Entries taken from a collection
____________________

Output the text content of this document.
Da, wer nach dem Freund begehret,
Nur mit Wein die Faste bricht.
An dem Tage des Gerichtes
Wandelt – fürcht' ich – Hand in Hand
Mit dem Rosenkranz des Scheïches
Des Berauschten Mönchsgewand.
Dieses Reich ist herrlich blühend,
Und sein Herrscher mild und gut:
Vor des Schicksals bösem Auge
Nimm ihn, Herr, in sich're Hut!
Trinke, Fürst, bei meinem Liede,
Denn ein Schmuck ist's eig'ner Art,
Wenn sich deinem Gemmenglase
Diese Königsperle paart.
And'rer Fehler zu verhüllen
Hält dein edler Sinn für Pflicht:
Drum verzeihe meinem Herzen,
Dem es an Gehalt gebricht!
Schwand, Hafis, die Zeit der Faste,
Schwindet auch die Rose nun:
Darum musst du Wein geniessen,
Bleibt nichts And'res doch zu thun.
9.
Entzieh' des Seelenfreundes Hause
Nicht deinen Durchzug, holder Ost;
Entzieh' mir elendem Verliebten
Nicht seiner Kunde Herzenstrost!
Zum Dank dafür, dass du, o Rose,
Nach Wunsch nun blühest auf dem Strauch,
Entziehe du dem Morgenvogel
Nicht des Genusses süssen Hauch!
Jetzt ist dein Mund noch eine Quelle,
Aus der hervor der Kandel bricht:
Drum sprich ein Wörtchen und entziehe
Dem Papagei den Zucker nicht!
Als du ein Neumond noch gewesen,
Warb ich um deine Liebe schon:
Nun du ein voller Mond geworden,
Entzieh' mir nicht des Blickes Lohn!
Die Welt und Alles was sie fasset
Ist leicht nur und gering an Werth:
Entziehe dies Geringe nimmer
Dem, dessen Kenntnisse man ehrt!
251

____________________

Return all of the data exactly as it reads.

**Correct response:**
Output the text content of this document.
Da, wer nach dem Freund begehret,
Nur mit Wein die Faste bricht.
An dem Tage des Gerichtes
Wandelt – fürcht' ich – Hand in Hand
Mit dem Rosenkranz des Scheïches
Des Berauschten Mönchsgewand.
Dieses Reich ist herrlich blühend,
Und sein Herrscher mild und gut:
Vor des Schicksals bösem Auge
Nimm ihn, Herr, in sich're Hut!
Trinke, Fürst, bei meinem Liede,
Denn ein Schmuck ist's eig'ner Art,
Wenn sich deinem Gemmenglase
Diese Königsperle paart.
And'rer Fehler zu verhüllen
Hält dein edler Sinn für Pflicht:
Drum verzeihe meinem Herzen,
Dem es an Gehalt gebricht!
Schwand, Hafis, die Zeit der Faste,
Schwindet auch die Rose nun:
Darum musst du Wein geniessen,
Bleibt nichts And'res doch zu thun.
9.
Entzieh' des Seelenfreundes Hause
Nicht deinen Durchzug, holder Ost;
Entzieh' mir elendem Verliebten
Nicht seiner Kunde Herzenstrost!
Zum Dank dafür, dass du, o Rose,
Nach Wunsch nun blühest auf dem Strauch,
Entziehe du dem Morgenvogel
Nicht des Genusses süssen Hauch!
Jetzt ist dein Mund noch eine Quelle,
Aus der hervor der Kandel bricht:
Drum sprich ein Wörtchen und entziehe
Dem Papagei den Zucker nicht!
Als du ein Neumond noch gewesen,
Warb ich um deine Liebe schon:
Nun du ein voller Mond geworden,
Entzieh' mir nicht des Blickes Lohn!
Die Welt und Alles was sie fasset
Ist leicht nur und gering an Werth:
Entziehe dies Geringe nimmer
Dem, dessen Kenntnisse man ehrt!
251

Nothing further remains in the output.